_Provided material:_

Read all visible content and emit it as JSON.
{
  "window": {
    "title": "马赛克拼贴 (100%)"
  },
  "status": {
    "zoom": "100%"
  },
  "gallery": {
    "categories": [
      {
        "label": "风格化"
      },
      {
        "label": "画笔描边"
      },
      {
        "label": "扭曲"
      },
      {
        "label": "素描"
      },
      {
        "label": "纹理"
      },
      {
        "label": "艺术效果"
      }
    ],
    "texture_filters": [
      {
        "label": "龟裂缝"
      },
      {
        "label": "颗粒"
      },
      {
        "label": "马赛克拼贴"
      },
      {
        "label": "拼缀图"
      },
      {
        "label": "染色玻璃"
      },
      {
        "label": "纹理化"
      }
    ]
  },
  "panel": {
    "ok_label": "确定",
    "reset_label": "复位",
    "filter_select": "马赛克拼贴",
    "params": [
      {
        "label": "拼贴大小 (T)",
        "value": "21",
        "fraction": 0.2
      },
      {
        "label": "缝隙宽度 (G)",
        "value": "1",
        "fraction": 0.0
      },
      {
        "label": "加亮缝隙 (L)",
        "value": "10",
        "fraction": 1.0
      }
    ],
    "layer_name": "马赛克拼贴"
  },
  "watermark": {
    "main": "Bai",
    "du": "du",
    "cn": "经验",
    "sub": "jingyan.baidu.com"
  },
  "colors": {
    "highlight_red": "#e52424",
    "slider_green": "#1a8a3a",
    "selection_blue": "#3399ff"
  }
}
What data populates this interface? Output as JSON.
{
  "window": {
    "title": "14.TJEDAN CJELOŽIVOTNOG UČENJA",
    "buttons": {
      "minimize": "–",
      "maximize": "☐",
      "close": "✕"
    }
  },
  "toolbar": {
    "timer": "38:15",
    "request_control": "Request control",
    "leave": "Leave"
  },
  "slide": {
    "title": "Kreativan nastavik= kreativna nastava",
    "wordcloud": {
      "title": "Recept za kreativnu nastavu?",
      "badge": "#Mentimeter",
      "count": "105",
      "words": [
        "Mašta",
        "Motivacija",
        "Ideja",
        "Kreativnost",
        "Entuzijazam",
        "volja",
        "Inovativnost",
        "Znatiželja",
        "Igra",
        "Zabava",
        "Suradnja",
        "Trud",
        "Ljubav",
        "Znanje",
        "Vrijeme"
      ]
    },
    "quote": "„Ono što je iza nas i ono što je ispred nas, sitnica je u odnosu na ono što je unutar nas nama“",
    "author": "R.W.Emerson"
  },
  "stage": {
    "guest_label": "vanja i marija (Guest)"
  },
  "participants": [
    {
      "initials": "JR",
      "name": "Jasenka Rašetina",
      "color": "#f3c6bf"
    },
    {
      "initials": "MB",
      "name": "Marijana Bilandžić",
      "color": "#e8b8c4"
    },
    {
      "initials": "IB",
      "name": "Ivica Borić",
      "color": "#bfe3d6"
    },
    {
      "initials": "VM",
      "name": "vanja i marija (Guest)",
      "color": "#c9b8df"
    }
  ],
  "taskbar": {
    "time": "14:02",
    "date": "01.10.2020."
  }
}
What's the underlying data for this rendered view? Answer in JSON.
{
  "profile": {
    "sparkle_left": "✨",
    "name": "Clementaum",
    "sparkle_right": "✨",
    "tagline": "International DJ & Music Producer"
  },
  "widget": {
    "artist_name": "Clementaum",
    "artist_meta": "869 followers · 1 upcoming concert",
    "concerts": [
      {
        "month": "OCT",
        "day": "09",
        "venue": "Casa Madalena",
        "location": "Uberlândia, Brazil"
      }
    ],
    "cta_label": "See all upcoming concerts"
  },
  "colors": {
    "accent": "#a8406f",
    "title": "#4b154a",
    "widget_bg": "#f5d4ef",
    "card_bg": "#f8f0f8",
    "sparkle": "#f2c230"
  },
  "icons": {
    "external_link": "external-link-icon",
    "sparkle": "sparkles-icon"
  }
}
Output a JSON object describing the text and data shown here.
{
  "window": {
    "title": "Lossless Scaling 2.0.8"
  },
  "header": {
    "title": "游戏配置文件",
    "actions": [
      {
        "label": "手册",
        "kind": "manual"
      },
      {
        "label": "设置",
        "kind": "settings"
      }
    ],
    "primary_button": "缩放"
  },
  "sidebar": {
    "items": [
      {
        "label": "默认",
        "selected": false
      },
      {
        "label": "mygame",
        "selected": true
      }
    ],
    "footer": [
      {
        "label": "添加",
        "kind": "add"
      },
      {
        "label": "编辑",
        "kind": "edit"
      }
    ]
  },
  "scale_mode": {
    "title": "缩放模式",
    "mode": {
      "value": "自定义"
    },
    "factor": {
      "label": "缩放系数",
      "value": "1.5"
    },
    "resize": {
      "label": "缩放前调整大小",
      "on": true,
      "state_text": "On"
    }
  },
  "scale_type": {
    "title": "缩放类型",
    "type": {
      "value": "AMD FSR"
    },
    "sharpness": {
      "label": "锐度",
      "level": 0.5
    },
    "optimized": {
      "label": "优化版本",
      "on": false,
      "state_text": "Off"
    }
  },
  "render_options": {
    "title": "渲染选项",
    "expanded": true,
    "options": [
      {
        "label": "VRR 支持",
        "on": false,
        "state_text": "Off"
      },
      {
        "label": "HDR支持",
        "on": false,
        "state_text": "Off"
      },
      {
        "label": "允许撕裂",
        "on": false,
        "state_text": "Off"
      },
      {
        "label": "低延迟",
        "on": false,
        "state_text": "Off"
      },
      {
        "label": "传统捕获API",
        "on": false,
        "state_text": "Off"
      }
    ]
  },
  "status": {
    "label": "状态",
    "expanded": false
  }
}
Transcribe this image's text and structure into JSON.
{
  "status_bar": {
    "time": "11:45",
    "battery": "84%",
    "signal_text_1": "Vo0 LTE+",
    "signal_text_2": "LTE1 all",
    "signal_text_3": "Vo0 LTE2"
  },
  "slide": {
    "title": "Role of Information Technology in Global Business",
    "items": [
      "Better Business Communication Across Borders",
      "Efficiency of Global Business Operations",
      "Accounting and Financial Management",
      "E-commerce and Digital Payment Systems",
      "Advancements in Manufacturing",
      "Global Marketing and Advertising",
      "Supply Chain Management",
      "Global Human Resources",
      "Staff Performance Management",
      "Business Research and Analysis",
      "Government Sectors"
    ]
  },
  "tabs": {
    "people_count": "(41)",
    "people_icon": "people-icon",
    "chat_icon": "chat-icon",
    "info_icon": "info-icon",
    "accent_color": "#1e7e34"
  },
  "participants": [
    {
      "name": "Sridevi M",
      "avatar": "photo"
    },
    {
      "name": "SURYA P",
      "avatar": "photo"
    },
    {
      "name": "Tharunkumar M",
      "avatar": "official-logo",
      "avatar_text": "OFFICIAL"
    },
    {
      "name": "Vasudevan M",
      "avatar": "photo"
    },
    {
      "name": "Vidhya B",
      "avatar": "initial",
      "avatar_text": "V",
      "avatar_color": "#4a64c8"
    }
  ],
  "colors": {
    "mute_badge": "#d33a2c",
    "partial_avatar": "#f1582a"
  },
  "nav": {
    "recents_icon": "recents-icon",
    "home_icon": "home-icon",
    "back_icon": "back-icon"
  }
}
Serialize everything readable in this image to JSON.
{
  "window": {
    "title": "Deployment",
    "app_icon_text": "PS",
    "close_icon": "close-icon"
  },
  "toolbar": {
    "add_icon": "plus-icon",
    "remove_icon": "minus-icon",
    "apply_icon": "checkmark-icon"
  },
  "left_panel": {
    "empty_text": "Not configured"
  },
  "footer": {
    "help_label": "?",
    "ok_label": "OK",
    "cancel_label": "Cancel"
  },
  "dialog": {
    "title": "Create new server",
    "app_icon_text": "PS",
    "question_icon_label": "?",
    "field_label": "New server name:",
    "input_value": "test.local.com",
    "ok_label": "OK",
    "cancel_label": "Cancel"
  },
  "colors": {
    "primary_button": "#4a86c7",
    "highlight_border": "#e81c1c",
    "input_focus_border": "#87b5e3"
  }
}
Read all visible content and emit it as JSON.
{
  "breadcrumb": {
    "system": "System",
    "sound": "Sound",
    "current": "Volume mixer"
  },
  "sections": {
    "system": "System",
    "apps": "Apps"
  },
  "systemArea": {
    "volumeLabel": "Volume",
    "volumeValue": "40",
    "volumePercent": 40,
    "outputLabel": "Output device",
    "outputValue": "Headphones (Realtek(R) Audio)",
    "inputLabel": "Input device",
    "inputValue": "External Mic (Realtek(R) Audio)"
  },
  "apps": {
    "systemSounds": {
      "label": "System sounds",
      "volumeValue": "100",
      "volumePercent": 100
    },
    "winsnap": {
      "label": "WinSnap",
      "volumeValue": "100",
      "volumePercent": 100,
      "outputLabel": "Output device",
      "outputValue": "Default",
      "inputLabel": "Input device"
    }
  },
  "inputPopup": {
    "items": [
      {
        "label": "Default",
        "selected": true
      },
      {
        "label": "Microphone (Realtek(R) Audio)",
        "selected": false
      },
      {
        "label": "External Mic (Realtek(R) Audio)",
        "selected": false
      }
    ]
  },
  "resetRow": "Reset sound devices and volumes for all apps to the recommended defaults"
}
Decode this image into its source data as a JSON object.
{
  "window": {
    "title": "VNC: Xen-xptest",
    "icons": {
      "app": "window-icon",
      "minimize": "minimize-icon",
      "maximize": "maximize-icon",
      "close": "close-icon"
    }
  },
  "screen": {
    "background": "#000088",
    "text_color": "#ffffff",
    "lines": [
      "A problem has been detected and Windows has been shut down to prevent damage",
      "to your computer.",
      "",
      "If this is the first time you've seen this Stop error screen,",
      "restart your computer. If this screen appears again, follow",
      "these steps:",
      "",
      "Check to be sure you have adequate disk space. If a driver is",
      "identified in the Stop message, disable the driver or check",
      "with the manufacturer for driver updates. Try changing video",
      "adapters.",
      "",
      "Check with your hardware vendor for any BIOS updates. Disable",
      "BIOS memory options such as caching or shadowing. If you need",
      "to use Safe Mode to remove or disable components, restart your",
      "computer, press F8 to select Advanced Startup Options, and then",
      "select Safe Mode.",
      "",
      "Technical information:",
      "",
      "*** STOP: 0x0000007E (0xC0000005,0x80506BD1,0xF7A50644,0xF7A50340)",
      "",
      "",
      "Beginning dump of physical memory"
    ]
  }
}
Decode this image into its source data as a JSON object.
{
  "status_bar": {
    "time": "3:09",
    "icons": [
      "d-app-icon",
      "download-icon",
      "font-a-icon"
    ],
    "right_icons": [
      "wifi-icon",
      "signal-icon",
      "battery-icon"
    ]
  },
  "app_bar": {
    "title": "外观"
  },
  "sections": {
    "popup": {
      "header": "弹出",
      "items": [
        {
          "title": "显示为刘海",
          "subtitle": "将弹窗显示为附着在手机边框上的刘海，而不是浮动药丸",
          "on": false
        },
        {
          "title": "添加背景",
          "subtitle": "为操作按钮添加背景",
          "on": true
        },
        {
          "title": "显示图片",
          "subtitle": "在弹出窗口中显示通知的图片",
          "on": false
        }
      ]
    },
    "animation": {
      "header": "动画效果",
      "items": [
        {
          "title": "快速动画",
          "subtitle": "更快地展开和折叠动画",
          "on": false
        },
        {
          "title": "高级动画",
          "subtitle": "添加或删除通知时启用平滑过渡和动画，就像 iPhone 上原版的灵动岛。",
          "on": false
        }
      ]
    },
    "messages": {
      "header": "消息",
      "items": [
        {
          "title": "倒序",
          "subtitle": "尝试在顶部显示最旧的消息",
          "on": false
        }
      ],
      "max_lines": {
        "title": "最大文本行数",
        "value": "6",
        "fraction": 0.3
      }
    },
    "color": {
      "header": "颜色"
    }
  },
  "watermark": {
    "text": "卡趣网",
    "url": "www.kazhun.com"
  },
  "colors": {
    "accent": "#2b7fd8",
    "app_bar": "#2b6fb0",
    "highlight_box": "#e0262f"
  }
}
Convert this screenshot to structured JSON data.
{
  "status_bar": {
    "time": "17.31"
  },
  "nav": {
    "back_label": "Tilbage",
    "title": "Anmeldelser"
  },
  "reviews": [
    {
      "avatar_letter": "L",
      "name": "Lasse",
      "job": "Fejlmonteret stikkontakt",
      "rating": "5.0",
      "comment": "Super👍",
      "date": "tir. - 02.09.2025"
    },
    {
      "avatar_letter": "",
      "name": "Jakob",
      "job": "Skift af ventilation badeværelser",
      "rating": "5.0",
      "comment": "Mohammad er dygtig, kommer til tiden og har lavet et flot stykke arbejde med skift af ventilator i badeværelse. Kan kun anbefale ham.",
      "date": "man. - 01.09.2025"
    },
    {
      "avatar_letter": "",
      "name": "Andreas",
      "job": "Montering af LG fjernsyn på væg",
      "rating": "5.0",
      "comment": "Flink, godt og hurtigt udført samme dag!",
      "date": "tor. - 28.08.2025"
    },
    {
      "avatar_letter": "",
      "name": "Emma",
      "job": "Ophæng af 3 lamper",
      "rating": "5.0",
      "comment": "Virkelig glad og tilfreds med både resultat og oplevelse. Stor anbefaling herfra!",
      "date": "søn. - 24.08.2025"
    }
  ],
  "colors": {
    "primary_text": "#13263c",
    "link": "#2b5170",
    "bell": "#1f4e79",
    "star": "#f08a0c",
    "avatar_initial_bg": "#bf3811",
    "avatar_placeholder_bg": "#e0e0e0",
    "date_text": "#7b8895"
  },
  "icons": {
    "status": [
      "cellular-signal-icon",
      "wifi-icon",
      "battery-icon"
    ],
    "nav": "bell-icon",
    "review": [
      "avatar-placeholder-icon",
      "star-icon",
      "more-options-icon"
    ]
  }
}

_Instructions for the task:_ Look through the entries above; copy every line holding the string "header".

_Result of the task:_
  "header": {
      "header": "弹出",
      "header": "动画效果",
      "header": "消息",
      "header": "颜色"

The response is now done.